• [What to produce] In the lines below, find how many contain the word "JSON" and report that figure alone.

• [Records to use]
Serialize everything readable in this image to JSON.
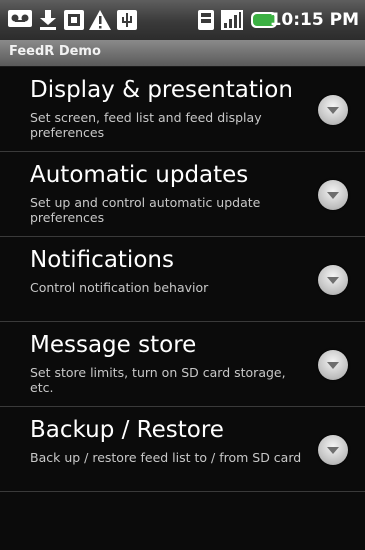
{
  "status_bar": {
    "time": "10:15 PM",
    "icons": [
      "voicemail-icon",
      "download-icon",
      "sd-card-icon",
      "warning-icon",
      "usb-icon",
      "sim-card-icon",
      "signal-icon",
      "battery-icon"
    ],
    "battery_color": "#3cb043"
  },
  "app": {
    "title": "FeedR Demo"
  },
  "preferences": [
    {
      "title": "Display & presentation",
      "summary": "Set screen, feed list and feed display preferences"
    },
    {
      "title": "Automatic updates",
      "summary": "Set up and control automatic update preferences"
    },
    {
      "title": "Notifications",
      "summary": "Control notification behavior"
    },
    {
      "title": "Message store",
      "summary": "Set store limits, turn on SD card storage, etc."
    },
    {
      "title": "Backup / Restore",
      "summary": "Back up / restore feed list to / from SD card"
    }
  ]
}
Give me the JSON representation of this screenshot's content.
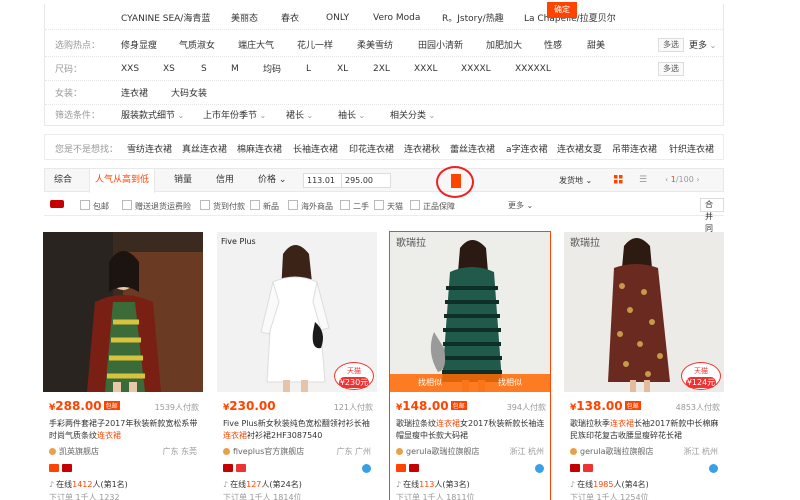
{
  "filters": {
    "brand_row": [
      "CYANINE SEA/海青蓝",
      "美丽态",
      "春衣",
      "ONLY",
      "Vero Moda",
      "R。Jstory/热趣",
      "La Chapelle/拉夏贝尔"
    ],
    "confirm_label": "确定",
    "hot": {
      "label": "选购热点：",
      "items": [
        "修身显瘦",
        "气质淑女",
        "端庄大气",
        "花儿一样",
        "柔美雪纺",
        "田园小清新",
        "加肥加大",
        "性感",
        "甜美"
      ],
      "multi": "多选",
      "more": "更多"
    },
    "size": {
      "label": "尺码：",
      "items": [
        "XXS",
        "XS",
        "S",
        "M",
        "均码",
        "L",
        "XL",
        "2XL",
        "XXXL",
        "XXXXL",
        "XXXXXL"
      ],
      "multi": "多选"
    },
    "womens": {
      "label": "女装：",
      "items": [
        "连衣裙",
        "大码女装"
      ]
    },
    "criteria": {
      "label": "筛选条件：",
      "items": [
        "服装款式细节",
        "上市年份季节",
        "裙长",
        "袖长",
        "相关分类"
      ]
    }
  },
  "suggest": {
    "label": "您是不是想找：",
    "items": [
      "雪纺连衣裙",
      "真丝连衣裙",
      "棉麻连衣裙",
      "长袖连衣裙",
      "印花连衣裙",
      "连衣裙秋",
      "蕾丝连衣裙",
      "a字连衣裙",
      "连衣裙女夏",
      "吊带连衣裙",
      "针织连衣裙"
    ]
  },
  "sortbar": {
    "tabs": [
      "综合",
      "人气从高到低",
      "销量",
      "信用",
      "价格"
    ],
    "price_min": "113.01",
    "price_max": "295.00",
    "price_dash": "-",
    "ship_from": "发货地",
    "page_current": "1",
    "page_total": "/100"
  },
  "checks": {
    "items": [
      "包邮",
      "赠送退货运费险",
      "货到付款",
      "新品",
      "海外商品",
      "二手",
      "天猫",
      "正品保障"
    ],
    "more": "更多",
    "merge": "合并同款宝贝"
  },
  "products": [
    {
      "price": "288.00",
      "sold": "1539人付款",
      "title_pre": "手彩两件套裙子2017年秋装新款宽松系带时尚气质条纹",
      "title_kw": "连衣裙",
      "title_post": "",
      "shop": "凯英旗舰店",
      "loc": "广东 东莞",
      "online_pre": "在线",
      "online_num": "1412",
      "online_post": "人(第1名)",
      "trunc": "下订单 1千人 1232"
    },
    {
      "price": "230.00",
      "sold": "121人付款",
      "title_pre": "Five Plus新女秋装纯色宽松翻领衬衫长袖",
      "title_kw": "连衣裙",
      "title_post": "衬衫裙2HF3087540",
      "shop": "fiveplus官方旗舰店",
      "loc": "广东 广州",
      "online_pre": "在线",
      "online_num": "127",
      "online_post": "人(第24名)",
      "trunc": "下订单 1千人 1814位",
      "badge_top": "天猫",
      "badge_price": "¥230元",
      "brand": "Five Plus"
    },
    {
      "price": "148.00",
      "sold": "394人付款",
      "title_pre": "歌瑞拉条纹",
      "title_kw": "连衣裙",
      "title_post": "女2017秋装新款长袖连帽显瘦中长款大码裙",
      "shop": "gerula歌瑞拉旗舰店",
      "loc": "浙江 杭州",
      "online_pre": "在线",
      "online_num": "113",
      "online_post": "人(第3名)",
      "trunc": "下订单 1千人 1811位",
      "find_sim": "找相似",
      "find_sim2": "找相似",
      "brand": "歌瑞拉"
    },
    {
      "price": "138.00",
      "sold": "4853人付款",
      "title_pre": "歌瑞拉秋季",
      "title_kw": "连衣裙",
      "title_post": "长袖2017新款中长棉麻民族印花复古收腰显瘦碎花长裙",
      "shop": "gerula歌瑞拉旗舰店",
      "loc": "浙江 杭州",
      "online_pre": "在线",
      "online_num": "1985",
      "online_post": "人(第4名)",
      "trunc": "下订单 1千人 1254位",
      "badge_top": "天猫",
      "badge_price": "¥124元",
      "brand": "歌瑞拉"
    }
  ],
  "currency": "¥",
  "baoyou": "包邮",
  "colors": {
    "accent": "#ff4400",
    "tmall": "#c40000"
  }
}
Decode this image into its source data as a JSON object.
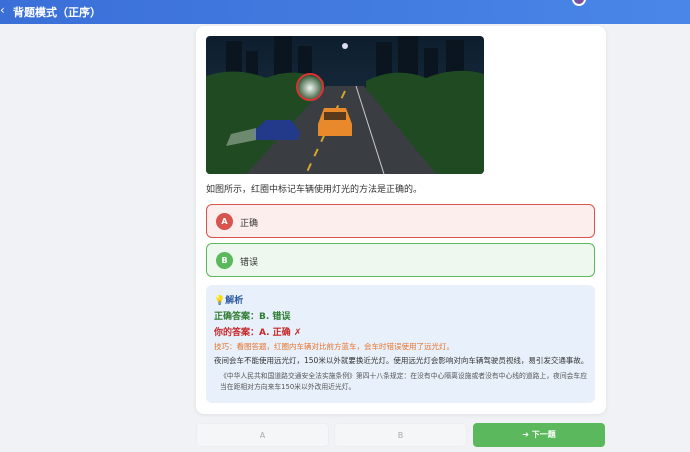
{
  "header": {
    "back_glyph": "‹",
    "title": "背题模式（正序）"
  },
  "question": {
    "text": "如图所示，红圈中标记车辆使用灯光的方法是正确的。",
    "image_alt": "night road scene"
  },
  "options": [
    {
      "letter": "A",
      "text": "正确",
      "state": "wrong"
    },
    {
      "letter": "B",
      "text": "错误",
      "state": "correct"
    }
  ],
  "analysis": {
    "icon": "lightbulb-icon",
    "title": "解析",
    "correct_answer": "正确答案：B. 错误",
    "your_answer": "你的答案：A. 正确 ✗",
    "tip": "技巧：看图答题，红圈内车辆对比前方蓝车，会车时错误使用了远光灯。",
    "explain": "夜间会车不能使用远光灯，150米以外就要换近光灯。使用远光灯会影响对向车辆驾驶员视线，易引发交通事故。",
    "law": "《中华人民共和国道路交通安全法实施条例》第四十八条规定：在没有中心隔离设施或者没有中心线的道路上，夜间会车应当在距相对方向来车150米以外改用近光灯。"
  },
  "footer": {
    "btn_a": "A",
    "btn_b": "B",
    "btn_next": "➔ 下一题"
  },
  "colors": {
    "header": "#4a86e8",
    "wrong": "#d9534f",
    "correct": "#5cb85c"
  }
}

• [Solution for this problem] 3